* **Required work**:
Write out all of the entries exactly as given.

* **Working data**:
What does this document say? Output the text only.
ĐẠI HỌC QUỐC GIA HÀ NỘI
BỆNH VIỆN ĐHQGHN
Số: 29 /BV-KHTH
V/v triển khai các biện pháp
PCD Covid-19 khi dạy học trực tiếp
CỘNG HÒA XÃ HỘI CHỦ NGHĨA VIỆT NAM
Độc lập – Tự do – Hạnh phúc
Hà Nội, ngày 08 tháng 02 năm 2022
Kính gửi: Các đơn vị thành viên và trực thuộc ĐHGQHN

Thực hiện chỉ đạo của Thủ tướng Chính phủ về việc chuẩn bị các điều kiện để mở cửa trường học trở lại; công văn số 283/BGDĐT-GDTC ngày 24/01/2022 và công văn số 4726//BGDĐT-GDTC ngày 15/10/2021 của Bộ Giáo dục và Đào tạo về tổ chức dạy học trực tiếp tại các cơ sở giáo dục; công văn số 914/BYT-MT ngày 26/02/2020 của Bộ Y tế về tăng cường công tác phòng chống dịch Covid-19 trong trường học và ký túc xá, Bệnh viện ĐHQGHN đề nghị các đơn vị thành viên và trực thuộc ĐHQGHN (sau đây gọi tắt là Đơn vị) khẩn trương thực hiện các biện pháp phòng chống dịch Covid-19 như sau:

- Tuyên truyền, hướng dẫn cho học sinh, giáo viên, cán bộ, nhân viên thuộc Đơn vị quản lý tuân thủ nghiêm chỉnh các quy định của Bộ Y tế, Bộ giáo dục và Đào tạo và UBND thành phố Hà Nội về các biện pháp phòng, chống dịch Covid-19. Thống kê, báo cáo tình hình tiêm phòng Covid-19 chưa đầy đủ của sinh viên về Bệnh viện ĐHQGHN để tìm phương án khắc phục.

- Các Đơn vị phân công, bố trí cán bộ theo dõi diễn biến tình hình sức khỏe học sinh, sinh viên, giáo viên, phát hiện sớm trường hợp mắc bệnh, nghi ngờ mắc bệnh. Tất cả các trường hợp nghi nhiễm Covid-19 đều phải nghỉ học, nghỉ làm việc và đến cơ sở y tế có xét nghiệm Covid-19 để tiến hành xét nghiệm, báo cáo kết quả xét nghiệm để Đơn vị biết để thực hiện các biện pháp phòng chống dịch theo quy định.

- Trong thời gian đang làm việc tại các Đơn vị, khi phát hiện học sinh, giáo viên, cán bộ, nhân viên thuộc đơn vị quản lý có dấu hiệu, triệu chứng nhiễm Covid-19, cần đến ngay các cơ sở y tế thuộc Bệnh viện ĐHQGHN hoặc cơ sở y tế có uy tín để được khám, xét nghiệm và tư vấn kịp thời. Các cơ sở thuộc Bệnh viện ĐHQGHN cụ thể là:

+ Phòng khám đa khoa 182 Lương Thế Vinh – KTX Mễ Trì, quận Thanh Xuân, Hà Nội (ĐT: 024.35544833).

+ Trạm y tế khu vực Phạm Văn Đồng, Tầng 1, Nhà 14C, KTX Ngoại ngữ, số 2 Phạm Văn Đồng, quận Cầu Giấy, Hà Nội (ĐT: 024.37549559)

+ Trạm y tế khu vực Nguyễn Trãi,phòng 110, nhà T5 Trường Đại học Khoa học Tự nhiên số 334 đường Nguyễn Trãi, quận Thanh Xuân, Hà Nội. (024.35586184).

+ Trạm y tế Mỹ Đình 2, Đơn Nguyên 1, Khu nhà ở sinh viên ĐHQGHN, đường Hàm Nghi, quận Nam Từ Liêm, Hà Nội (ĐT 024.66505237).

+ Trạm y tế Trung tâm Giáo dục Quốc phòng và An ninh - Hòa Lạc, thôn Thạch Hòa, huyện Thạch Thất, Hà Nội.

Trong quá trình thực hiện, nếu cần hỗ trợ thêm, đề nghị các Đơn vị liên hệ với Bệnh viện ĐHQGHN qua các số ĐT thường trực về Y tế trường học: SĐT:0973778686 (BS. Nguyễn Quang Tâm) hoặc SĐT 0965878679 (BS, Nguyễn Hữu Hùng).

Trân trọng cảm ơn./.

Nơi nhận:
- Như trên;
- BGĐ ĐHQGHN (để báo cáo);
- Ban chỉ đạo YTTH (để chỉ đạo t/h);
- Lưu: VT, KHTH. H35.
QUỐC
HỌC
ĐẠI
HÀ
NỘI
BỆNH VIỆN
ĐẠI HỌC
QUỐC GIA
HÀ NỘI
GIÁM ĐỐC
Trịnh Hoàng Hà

* **Answer**:
What does this document say? Output the text only.
ĐẠI HỌC QUỐC GIA HÀ NỘI
BỆNH VIỆN ĐHQGHN
Số: 29 /BV-KHTH
V/v triển khai các biện pháp
PCD Covid-19 khi dạy học trực tiếp
CỘNG HÒA XÃ HỘI CHỦ NGHĨA VIỆT NAM
Độc lập – Tự do – Hạnh phúc
Hà Nội, ngày 08 tháng 02 năm 2022
Kính gửi: Các đơn vị thành viên và trực thuộc ĐHGQHN

Thực hiện chỉ đạo của Thủ tướng Chính phủ về việc chuẩn bị các điều kiện để mở cửa trường học trở lại; công văn số 283/BGDĐT-GDTC ngày 24/01/2022 và công văn số 4726//BGDĐT-GDTC ngày 15/10/2021 của Bộ Giáo dục và Đào tạo về tổ chức dạy học trực tiếp tại các cơ sở giáo dục; công văn số 914/BYT-MT ngày 26/02/2020 của Bộ Y tế về tăng cường công tác phòng chống dịch Covid-19 trong trường học và ký túc xá, Bệnh viện ĐHQGHN đề nghị các đơn vị thành viên và trực thuộc ĐHQGHN (sau đây gọi tắt là Đơn vị) khẩn trương thực hiện các biện pháp phòng chống dịch Covid-19 như sau:

- Tuyên truyền, hướng dẫn cho học sinh, giáo viên, cán bộ, nhân viên thuộc Đơn vị quản lý tuân thủ nghiêm chỉnh các quy định của Bộ Y tế, Bộ giáo dục và Đào tạo và UBND thành phố Hà Nội về các biện pháp phòng, chống dịch Covid-19. Thống kê, báo cáo tình hình tiêm phòng Covid-19 chưa đầy đủ của sinh viên về Bệnh viện ĐHQGHN để tìm phương án khắc phục.

- Các Đơn vị phân công, bố trí cán bộ theo dõi diễn biến tình hình sức khỏe học sinh, sinh viên, giáo viên, phát hiện sớm trường hợp mắc bệnh, nghi ngờ mắc bệnh. Tất cả các trường hợp nghi nhiễm Covid-19 đều phải nghỉ học, nghỉ làm việc và đến cơ sở y tế có xét nghiệm Covid-19 để tiến hành xét nghiệm, báo cáo kết quả xét nghiệm để Đơn vị biết để thực hiện các biện pháp phòng chống dịch theo quy định.

- Trong thời gian đang làm việc tại các Đơn vị, khi phát hiện học sinh, giáo viên, cán bộ, nhân viên thuộc đơn vị quản lý có dấu hiệu, triệu chứng nhiễm Covid-19, cần đến ngay các cơ sở y tế thuộc Bệnh viện ĐHQGHN hoặc cơ sở y tế có uy tín để được khám, xét nghiệm và tư vấn kịp thời. Các cơ sở thuộc Bệnh viện ĐHQGHN cụ thể là:

+ Phòng khám đa khoa 182 Lương Thế Vinh – KTX Mễ Trì, quận Thanh Xuân, Hà Nội (ĐT: 024.35544833).

+ Trạm y tế khu vực Phạm Văn Đồng, Tầng 1, Nhà 14C, KTX Ngoại ngữ, số 2 Phạm Văn Đồng, quận Cầu Giấy, Hà Nội (ĐT: 024.37549559)

+ Trạm y tế khu vực Nguyễn Trãi,phòng 110, nhà T5 Trường Đại học Khoa học Tự nhiên số 334 đường Nguyễn Trãi, quận Thanh Xuân, Hà Nội. (024.35586184).

+ Trạm y tế Mỹ Đình 2, Đơn Nguyên 1, Khu nhà ở sinh viên ĐHQGHN, đường Hàm Nghi, quận Nam Từ Liêm, Hà Nội (ĐT 024.66505237).

+ Trạm y tế Trung tâm Giáo dục Quốc phòng và An ninh - Hòa Lạc, thôn Thạch Hòa, huyện Thạch Thất, Hà Nội.

Trong quá trình thực hiện, nếu cần hỗ trợ thêm, đề nghị các Đơn vị liên hệ với Bệnh viện ĐHQGHN qua các số ĐT thường trực về Y tế trường học: SĐT:0973778686 (BS. Nguyễn Quang Tâm) hoặc SĐT 0965878679 (BS, Nguyễn Hữu Hùng).

Trân trọng cảm ơn./.

Nơi nhận:
- Như trên;
- BGĐ ĐHQGHN (để báo cáo);
- Ban chỉ đạo YTTH (để chỉ đạo t/h);
- Lưu: VT, KHTH. H35.
QUỐC
HỌC
ĐẠI
HÀ
NỘI
BỆNH VIỆN
ĐẠI HỌC
QUỐC GIA
HÀ NỘI
GIÁM ĐỐC
Trịnh Hoàng Hà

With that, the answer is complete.